__RECORDED INFORMATION__.

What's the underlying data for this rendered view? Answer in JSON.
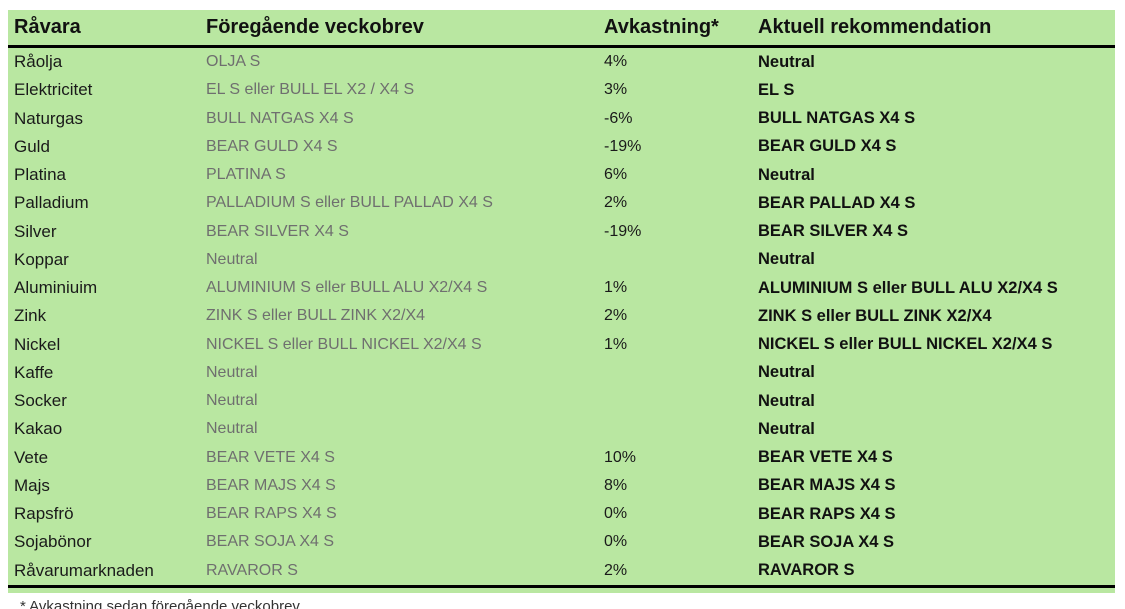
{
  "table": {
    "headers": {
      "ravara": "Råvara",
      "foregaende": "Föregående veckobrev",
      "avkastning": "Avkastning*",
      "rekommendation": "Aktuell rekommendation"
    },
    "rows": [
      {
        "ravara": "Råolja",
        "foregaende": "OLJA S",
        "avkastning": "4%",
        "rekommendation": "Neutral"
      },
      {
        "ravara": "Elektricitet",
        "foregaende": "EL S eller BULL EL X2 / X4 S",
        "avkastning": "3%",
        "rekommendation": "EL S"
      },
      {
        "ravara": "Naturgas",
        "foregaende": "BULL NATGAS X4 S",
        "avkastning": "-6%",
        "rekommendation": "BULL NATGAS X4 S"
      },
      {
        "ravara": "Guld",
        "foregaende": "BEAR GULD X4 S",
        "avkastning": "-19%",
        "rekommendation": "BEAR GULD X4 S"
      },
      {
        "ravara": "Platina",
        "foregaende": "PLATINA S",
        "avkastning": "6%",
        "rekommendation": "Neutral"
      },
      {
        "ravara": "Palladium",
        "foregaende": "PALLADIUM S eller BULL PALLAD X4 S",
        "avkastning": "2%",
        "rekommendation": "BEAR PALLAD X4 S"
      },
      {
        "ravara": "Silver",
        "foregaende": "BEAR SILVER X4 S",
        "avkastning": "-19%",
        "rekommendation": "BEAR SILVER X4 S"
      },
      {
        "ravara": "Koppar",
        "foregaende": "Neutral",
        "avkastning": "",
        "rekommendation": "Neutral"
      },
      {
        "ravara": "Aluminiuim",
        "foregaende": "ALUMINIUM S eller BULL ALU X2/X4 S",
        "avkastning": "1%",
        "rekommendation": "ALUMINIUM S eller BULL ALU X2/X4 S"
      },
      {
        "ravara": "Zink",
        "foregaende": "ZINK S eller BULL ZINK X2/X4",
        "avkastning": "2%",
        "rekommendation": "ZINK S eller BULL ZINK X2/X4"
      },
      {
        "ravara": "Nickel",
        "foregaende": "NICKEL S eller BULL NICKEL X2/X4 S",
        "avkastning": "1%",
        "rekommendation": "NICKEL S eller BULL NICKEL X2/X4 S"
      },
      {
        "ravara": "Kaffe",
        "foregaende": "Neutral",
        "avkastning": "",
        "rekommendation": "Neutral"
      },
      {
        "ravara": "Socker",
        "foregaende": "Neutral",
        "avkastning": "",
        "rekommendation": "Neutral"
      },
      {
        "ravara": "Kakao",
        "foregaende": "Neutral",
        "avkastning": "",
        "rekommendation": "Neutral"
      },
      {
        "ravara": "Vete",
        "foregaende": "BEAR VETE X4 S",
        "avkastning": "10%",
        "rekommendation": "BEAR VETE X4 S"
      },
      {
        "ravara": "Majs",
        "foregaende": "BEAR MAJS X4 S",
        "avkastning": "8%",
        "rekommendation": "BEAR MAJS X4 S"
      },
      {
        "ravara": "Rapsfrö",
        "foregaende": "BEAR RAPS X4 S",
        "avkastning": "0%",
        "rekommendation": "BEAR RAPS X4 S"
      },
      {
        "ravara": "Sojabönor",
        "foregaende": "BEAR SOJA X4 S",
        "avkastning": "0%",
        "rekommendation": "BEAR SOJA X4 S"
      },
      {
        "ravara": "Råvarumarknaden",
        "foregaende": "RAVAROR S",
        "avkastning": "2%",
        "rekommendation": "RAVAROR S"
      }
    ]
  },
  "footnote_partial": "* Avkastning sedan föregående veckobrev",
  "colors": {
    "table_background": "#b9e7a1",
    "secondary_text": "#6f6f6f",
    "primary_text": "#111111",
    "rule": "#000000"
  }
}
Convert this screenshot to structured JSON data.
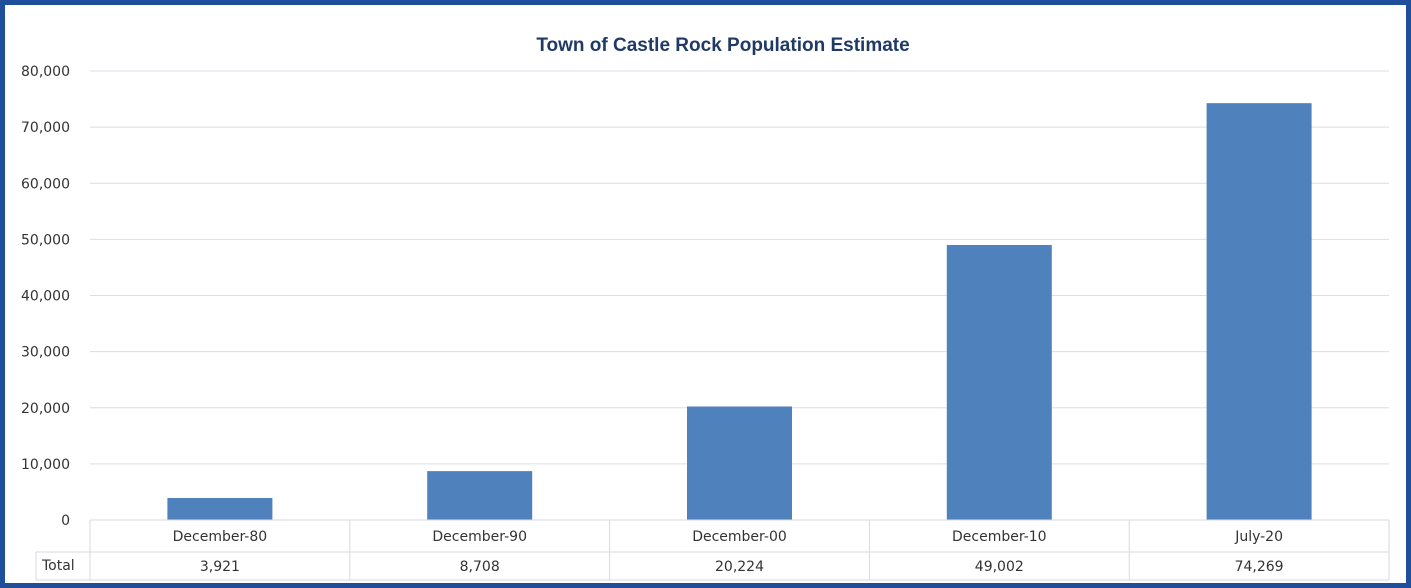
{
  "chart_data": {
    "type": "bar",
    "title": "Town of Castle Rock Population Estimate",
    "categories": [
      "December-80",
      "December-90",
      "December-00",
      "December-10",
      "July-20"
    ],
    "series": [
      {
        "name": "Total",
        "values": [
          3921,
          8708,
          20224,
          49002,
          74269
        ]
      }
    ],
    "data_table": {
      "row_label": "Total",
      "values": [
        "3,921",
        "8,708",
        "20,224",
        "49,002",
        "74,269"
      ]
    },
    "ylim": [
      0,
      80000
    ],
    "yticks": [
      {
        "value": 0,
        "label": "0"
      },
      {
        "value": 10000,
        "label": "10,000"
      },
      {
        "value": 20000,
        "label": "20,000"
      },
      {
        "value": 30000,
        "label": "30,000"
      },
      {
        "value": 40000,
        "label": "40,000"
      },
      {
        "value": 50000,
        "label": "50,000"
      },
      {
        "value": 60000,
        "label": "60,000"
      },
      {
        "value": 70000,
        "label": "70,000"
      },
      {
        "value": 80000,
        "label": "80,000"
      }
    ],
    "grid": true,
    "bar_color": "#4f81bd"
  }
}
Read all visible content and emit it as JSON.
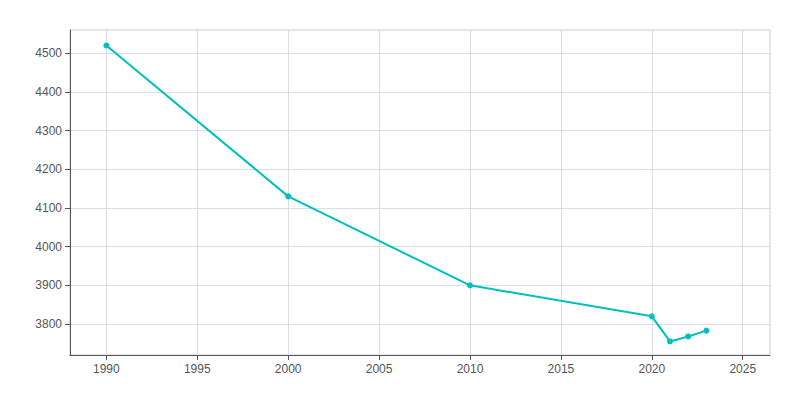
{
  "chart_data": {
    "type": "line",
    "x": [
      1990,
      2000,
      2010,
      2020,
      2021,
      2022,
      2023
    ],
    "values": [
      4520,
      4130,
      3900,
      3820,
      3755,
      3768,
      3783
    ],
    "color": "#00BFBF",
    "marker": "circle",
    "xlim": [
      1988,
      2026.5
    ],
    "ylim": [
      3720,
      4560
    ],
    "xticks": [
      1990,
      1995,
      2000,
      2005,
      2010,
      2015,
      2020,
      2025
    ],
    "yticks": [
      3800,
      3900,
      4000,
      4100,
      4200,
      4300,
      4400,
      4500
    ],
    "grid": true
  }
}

__YOUR TASK__. Repeat each entry exactly. Pictures do not belong in the copy.

__RESULT OF THE EXERCISE__.
What's the underlying data for this rendered view? Answer in JSON.
{
  "table": {
    "headers": {
      "ravara": "Råvara",
      "foregaende": "Föregående veckobrev",
      "avkastning": "Avkastning*",
      "rekommendation": "Aktuell rekommendation"
    },
    "rows": [
      {
        "ravara": "Råolja",
        "foregaende": "OLJA S",
        "avkastning": "4%",
        "rekommendation": "Neutral"
      },
      {
        "ravara": "Elektricitet",
        "foregaende": "EL S eller BULL EL X2 / X4 S",
        "avkastning": "3%",
        "rekommendation": "EL S"
      },
      {
        "ravara": "Naturgas",
        "foregaende": "BULL NATGAS X4 S",
        "avkastning": "-6%",
        "rekommendation": "BULL NATGAS X4 S"
      },
      {
        "ravara": "Guld",
        "foregaende": "BEAR GULD X4 S",
        "avkastning": "-19%",
        "rekommendation": "BEAR GULD X4 S"
      },
      {
        "ravara": "Platina",
        "foregaende": "PLATINA S",
        "avkastning": "6%",
        "rekommendation": "Neutral"
      },
      {
        "ravara": "Palladium",
        "foregaende": "PALLADIUM S eller BULL PALLAD X4 S",
        "avkastning": "2%",
        "rekommendation": "BEAR PALLAD X4 S"
      },
      {
        "ravara": "Silver",
        "foregaende": "BEAR SILVER X4 S",
        "avkastning": "-19%",
        "rekommendation": "BEAR SILVER X4 S"
      },
      {
        "ravara": "Koppar",
        "foregaende": "Neutral",
        "avkastning": "",
        "rekommendation": "Neutral"
      },
      {
        "ravara": "Aluminiuim",
        "foregaende": "ALUMINIUM S eller BULL ALU X2/X4 S",
        "avkastning": "1%",
        "rekommendation": "ALUMINIUM S eller BULL ALU X2/X4 S"
      },
      {
        "ravara": "Zink",
        "foregaende": "ZINK S eller BULL ZINK X2/X4",
        "avkastning": "2%",
        "rekommendation": "ZINK S eller BULL ZINK X2/X4"
      },
      {
        "ravara": "Nickel",
        "foregaende": "NICKEL S eller BULL NICKEL X2/X4 S",
        "avkastning": "1%",
        "rekommendation": "NICKEL S eller BULL NICKEL X2/X4 S"
      },
      {
        "ravara": "Kaffe",
        "foregaende": "Neutral",
        "avkastning": "",
        "rekommendation": "Neutral"
      },
      {
        "ravara": "Socker",
        "foregaende": "Neutral",
        "avkastning": "",
        "rekommendation": "Neutral"
      },
      {
        "ravara": "Kakao",
        "foregaende": "Neutral",
        "avkastning": "",
        "rekommendation": "Neutral"
      },
      {
        "ravara": "Vete",
        "foregaende": "BEAR VETE X4 S",
        "avkastning": "10%",
        "rekommendation": "BEAR VETE X4 S"
      },
      {
        "ravara": "Majs",
        "foregaende": "BEAR MAJS X4 S",
        "avkastning": "8%",
        "rekommendation": "BEAR MAJS X4 S"
      },
      {
        "ravara": "Rapsfrö",
        "foregaende": "BEAR RAPS X4 S",
        "avkastning": "0%",
        "rekommendation": "BEAR RAPS X4 S"
      },
      {
        "ravara": "Sojabönor",
        "foregaende": "BEAR SOJA X4 S",
        "avkastning": "0%",
        "rekommendation": "BEAR SOJA X4 S"
      },
      {
        "ravara": "Råvarumarknaden",
        "foregaende": "RAVAROR S",
        "avkastning": "2%",
        "rekommendation": "RAVAROR S"
      }
    ]
  },
  "footnote_partial": "* Avkastning sedan föregående veckobrev",
  "colors": {
    "table_background": "#b9e7a1",
    "secondary_text": "#6f6f6f",
    "primary_text": "#111111",
    "rule": "#000000"
  }
}
Convert this screenshot to structured JSON data.
{
  "chart_data": {
    "type": "bar",
    "title": "Town of Castle Rock Population Estimate",
    "categories": [
      "December-80",
      "December-90",
      "December-00",
      "December-10",
      "July-20"
    ],
    "series": [
      {
        "name": "Total",
        "values": [
          3921,
          8708,
          20224,
          49002,
          74269
        ]
      }
    ],
    "data_table": {
      "row_label": "Total",
      "values": [
        "3,921",
        "8,708",
        "20,224",
        "49,002",
        "74,269"
      ]
    },
    "ylim": [
      0,
      80000
    ],
    "yticks": [
      {
        "value": 0,
        "label": "0"
      },
      {
        "value": 10000,
        "label": "10,000"
      },
      {
        "value": 20000,
        "label": "20,000"
      },
      {
        "value": 30000,
        "label": "30,000"
      },
      {
        "value": 40000,
        "label": "40,000"
      },
      {
        "value": 50000,
        "label": "50,000"
      },
      {
        "value": 60000,
        "label": "60,000"
      },
      {
        "value": 70000,
        "label": "70,000"
      },
      {
        "value": 80000,
        "label": "80,000"
      }
    ],
    "grid": true,
    "bar_color": "#4f81bd"
  }
}
Read all visible content and emit it as JSON.
{
  "chart_data": {
    "type": "line",
    "x": [
      1990,
      2000,
      2010,
      2020,
      2021,
      2022,
      2023
    ],
    "values": [
      4520,
      4130,
      3900,
      3820,
      3755,
      3768,
      3783
    ],
    "color": "#00BFBF",
    "marker": "circle",
    "xlim": [
      1988,
      2026.5
    ],
    "ylim": [
      3720,
      4560
    ],
    "xticks": [
      1990,
      1995,
      2000,
      2005,
      2010,
      2015,
      2020,
      2025
    ],
    "yticks": [
      3800,
      3900,
      4000,
      4100,
      4200,
      4300,
      4400,
      4500
    ],
    "grid": true
  }
}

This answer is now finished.